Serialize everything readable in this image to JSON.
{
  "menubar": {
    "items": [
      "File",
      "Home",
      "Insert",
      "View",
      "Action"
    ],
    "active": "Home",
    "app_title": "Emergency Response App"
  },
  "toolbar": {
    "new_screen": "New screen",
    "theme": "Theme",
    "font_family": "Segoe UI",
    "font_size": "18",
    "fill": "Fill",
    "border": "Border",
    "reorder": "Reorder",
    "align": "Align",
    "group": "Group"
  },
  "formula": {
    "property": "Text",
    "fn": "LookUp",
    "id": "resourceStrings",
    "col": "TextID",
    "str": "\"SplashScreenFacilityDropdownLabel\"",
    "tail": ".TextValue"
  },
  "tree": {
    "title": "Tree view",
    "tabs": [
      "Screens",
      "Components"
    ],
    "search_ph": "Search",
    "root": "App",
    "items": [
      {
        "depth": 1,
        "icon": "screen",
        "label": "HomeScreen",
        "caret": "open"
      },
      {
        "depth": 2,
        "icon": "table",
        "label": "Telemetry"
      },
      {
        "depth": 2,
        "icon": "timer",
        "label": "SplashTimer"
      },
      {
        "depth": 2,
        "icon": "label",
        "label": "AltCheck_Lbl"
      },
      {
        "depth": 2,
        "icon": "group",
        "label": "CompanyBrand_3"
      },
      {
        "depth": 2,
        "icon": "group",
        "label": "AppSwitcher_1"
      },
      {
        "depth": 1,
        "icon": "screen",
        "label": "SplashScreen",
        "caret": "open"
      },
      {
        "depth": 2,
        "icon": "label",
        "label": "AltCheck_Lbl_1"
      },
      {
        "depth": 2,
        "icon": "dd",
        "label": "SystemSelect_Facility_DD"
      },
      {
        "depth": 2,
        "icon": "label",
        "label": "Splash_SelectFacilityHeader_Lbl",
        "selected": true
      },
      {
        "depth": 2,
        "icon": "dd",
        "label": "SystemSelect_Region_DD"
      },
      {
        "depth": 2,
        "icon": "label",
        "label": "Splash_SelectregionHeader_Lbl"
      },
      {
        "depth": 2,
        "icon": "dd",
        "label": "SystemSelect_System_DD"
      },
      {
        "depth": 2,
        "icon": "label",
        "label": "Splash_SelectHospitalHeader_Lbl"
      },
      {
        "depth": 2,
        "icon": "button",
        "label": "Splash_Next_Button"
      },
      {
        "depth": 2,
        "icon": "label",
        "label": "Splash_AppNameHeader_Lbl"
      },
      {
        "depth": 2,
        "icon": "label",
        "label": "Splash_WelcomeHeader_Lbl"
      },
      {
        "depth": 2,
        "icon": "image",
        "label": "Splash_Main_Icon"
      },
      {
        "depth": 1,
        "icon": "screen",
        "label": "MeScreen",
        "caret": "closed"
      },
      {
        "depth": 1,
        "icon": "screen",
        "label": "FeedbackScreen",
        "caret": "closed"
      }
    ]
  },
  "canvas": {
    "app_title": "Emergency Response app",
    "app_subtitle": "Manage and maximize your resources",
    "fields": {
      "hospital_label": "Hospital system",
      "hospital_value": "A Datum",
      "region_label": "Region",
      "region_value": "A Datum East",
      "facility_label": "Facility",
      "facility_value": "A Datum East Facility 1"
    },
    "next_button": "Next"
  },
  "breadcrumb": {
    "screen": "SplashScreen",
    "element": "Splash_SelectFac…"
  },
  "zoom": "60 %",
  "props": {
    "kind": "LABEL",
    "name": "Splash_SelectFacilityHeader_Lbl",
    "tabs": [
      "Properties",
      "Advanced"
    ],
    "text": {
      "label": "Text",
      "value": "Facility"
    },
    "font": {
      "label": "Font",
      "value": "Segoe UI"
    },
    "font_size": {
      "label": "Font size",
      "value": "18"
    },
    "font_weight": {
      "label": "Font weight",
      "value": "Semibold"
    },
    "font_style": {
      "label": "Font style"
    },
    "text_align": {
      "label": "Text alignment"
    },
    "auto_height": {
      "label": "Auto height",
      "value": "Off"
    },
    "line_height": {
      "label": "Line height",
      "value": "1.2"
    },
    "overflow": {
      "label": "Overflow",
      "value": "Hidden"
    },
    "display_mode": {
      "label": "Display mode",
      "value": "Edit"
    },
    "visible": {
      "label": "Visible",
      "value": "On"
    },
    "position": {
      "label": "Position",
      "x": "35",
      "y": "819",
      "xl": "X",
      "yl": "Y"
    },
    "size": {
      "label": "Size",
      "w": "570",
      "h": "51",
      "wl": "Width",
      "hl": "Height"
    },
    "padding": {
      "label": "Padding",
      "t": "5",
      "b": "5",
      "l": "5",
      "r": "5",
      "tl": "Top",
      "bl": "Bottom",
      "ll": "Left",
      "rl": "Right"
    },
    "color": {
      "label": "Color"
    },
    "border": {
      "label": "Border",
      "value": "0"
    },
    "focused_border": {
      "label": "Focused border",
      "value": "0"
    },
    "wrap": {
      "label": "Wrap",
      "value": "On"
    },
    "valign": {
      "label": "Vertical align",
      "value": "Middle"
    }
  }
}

DIRECTION: Among the entries above, how many lines hold the string "image"? Give the number by itself.

EXERCISE OUTPUT: 2